## Problem to work on
The worked solution on a geometric progression below gives some equations a number in parentheses. Write out each of those equations with its number.

## Text passage

>> Begin

According to statement,

• The sum of three numbers in GP is 21.

$\bf :\longmapsto\:a + ar + {ar}^{2} = 21- - - (1)$

Again,

According to statement,

• The sum of the squares of terms of GP is 189

$\bf :\longmapsto\: {a}^{2} + {a}^{2} {r}^{2} + {a}^{2} {r}^{4} = 189 - - (2)$

Now, Squaring both sides of equation (1), we get

$\rm :\longmapsto\: {(a + ar + {ar}^{2} )}^{2} = {(21)}^{2}$

$\rm :\longmapsto\: {a}^{2} + {a}^{2} {r}^{2} + {a}^{2} {r}^{4} + 2 {a}^{2}r + 2 {a}^{2} {r}^{3} + 2 {a}^{2} {r}^{2} = 441$

$\rm :\longmapsto\:189 + 2ar(a + {ar}^{2} + ar) = 441$

$\: \: \: \: \: \: \: \: \: \: \: \: \: \: \: \: \ \: \: \: \boxed{ \bf \because \{ \: using \: (2) \}}$

$\rm :\longmapsto\:2ar \times 21 = 441 - 189$

$\: \: \: \: \: \: \: \: \: \: \: \: \: \: \: \: \ \: \: \: \boxed{ \bf \because \{ \: using \: (1) \}}$

$\rm :\longmapsto\:42ar = 252$

$\rm :\implies\:ar = 6$

$\bf :\implies\:a = \dfrac{6}{r} - - (3)$

Now, from equation (1), we have

$\rm :\longmapsto\:a + ar + {ar}^{2} = 21$

$\rm :\longmapsto\:a(1 + r + {r}^{2} ) = 21$

$\rm :\longmapsto\:\dfrac{6}{r} (1 + r + {r}^{2} ) = 21$

$\: \: \: \: \: \: \: \: \: \: \: \: \: \: \: \: \ \: \: \: \boxed{ \bf \because \{ \: using \: (3) \}}$

$\rm :\longmapsto\:6 + 6r + {6r}^{2} = 21r$

$\rm :\longmapsto\: {6r}^{2} - 15r + 6 = 0$

$\rm :\longmapsto\: {2r}^{2} - 5r + 2 = 0$

$\rm :\longmapsto\: {2r}^{2} - 4r - r + 2 = 0$

$\rm :\longmapsto\:2r(r - 2) - 1(r - 2) = 0$

$\rm :\longmapsto\:(2r - 1)(r - 2) = 0$

$\bf\implies \:r = \dfrac{1}{2} \: \: \: or \: \: \: r = 2$

So, we get values of 'a' from equation (3) as

$\begin{gathered}\boxed{\begin{array}{c|c} \bf r & \bf a \\ \frac{\qquad \qquad}{} & \frac{\qquad \qquad}{} \\ \sf 2 & \sf 3 \\ \\ \sf \dfrac{1}{2} & \sf 12 \end{array}} \\ \end{gathered}$

Two cases arises,

Case :-1

$\rm :\longmapsto\:When \: a \: = \: 3 \: and \: r \: = \: 2$

$\begin{gathered}\begin{gathered}\bf \: Numbers \: are - \begin{cases} &\sf{a = 3} \\ &\sf{ar = 2 \times 3 = 6} \\ &\sf{ {ar}^{2} = 3 \times {2}^{2} = 12 } \end{cases}\end{gathered}\end{gathered}$

Case :- 2

$\rm :\longmapsto\:When \: a = 12 \: \: and \: \: r \: = \: \dfrac{1}{2}$

$\begin{gathered}\begin{gathered}\bf \: Numbers \: are - \begin{cases} &\sf{a = 12} \\ &\sf{ar = 12 \times \dfrac{1}{2} = 6} \\ &\sf{ {ar}^{2} = 12 \times {\bigg( \dfrac{1}{2}\bigg) }^{2} = 3} \end{cases}\end{gathered}\end{gathered}$

Additional Information :-

↝ nᵗʰ term of an Geometric sequence is,

$\rm :\longmapsto\:\boxed{ \bf \: a_n = {ar}^{n - 1} }$

Wʜᴇʀᴇ,

• aₙ is the nᵗʰ term.

>> End

## Data section

>> Begin

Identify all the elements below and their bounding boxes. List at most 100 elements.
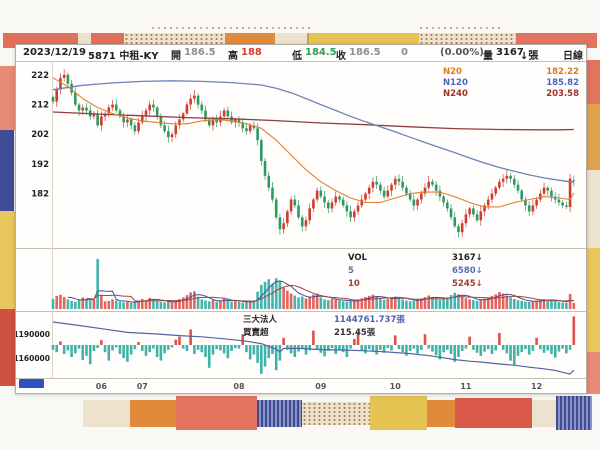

>> End

## Answer for the task
(1) a + ar + ar² = 21
(2) a² + a²r² + a²r⁴ = 189
(3) a = 6/r